>> BEGIN RECORD EXCERPTS
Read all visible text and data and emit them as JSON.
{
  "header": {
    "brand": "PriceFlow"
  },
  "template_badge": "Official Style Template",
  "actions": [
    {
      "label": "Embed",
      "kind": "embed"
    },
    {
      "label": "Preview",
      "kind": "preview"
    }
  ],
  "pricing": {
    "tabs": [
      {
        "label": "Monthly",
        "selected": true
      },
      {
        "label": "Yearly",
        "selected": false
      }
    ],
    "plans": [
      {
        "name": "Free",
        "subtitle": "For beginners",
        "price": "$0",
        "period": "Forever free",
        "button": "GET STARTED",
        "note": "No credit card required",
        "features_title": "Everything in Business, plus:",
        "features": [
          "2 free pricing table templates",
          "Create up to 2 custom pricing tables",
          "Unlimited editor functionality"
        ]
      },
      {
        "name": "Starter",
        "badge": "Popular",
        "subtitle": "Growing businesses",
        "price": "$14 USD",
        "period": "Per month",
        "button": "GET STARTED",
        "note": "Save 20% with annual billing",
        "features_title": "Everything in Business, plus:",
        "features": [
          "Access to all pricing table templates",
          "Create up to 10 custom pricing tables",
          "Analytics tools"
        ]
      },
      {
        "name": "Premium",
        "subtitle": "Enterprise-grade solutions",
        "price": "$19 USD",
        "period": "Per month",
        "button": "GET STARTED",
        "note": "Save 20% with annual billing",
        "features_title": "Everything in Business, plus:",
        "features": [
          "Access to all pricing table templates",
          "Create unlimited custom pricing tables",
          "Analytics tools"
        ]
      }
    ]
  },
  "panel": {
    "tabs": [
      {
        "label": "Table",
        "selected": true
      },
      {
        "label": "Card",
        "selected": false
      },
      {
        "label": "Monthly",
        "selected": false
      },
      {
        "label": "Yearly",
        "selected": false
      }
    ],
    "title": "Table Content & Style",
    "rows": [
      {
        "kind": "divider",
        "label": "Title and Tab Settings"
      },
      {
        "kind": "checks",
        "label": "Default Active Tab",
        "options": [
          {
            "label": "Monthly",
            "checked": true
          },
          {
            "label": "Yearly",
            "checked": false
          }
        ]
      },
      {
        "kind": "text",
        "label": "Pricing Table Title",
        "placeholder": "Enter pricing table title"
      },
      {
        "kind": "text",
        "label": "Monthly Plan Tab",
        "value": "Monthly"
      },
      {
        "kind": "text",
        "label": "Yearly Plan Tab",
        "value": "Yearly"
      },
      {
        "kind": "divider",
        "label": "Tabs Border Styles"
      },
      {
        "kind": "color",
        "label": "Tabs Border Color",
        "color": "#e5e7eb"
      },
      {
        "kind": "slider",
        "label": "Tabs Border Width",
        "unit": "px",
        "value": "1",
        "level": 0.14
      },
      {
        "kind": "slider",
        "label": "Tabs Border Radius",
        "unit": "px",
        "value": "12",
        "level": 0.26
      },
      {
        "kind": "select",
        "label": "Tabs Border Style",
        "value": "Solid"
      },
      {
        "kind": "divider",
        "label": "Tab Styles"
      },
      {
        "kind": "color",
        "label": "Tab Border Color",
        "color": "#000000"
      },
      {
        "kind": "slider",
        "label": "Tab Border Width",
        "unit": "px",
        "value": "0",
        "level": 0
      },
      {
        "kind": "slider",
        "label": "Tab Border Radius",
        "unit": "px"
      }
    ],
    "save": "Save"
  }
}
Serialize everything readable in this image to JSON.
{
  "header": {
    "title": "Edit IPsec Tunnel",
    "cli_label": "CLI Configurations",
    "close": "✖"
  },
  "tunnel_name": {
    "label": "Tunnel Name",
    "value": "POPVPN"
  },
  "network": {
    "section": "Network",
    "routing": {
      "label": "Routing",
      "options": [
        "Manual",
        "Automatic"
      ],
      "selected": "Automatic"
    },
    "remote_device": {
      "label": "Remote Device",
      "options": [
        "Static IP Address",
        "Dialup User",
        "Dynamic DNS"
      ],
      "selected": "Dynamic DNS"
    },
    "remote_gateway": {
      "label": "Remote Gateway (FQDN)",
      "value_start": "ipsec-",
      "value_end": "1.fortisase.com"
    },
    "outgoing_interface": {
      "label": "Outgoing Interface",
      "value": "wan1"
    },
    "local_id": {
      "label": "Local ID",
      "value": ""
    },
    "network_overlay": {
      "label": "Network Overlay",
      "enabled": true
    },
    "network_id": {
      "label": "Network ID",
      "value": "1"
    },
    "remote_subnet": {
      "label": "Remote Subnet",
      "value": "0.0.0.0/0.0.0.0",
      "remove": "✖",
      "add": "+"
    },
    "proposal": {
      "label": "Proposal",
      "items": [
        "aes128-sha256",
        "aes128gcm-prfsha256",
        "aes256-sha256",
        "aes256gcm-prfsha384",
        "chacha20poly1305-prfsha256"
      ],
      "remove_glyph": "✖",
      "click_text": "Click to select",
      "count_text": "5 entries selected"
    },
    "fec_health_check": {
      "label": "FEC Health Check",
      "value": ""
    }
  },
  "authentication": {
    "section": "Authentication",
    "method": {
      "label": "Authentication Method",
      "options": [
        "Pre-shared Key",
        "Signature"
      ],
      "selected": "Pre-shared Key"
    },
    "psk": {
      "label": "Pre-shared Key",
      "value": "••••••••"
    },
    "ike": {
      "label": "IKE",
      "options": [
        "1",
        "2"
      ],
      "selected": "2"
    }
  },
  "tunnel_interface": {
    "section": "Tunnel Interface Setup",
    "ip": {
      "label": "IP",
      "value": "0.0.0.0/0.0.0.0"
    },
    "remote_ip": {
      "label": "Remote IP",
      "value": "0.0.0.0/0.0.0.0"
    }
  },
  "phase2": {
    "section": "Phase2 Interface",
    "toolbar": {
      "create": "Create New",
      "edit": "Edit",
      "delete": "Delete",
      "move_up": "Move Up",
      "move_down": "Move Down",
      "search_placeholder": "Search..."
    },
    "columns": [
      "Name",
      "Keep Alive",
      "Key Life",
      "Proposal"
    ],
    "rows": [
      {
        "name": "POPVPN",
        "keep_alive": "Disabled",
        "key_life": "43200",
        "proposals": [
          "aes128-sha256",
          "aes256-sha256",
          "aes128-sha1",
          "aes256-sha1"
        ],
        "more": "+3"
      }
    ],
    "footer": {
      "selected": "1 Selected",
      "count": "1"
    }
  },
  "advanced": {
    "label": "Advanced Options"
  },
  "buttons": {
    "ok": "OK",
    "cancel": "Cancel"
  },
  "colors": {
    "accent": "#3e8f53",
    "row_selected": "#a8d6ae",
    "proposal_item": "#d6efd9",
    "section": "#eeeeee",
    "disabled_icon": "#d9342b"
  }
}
>> END RECORD EXCERPTS
◆ WRITTEN PROBLEM ◆
Work out how many lines in the entries hold the string "tables". Your answer should consist solely of that number.

◆ FULL SOLUTION ◆
3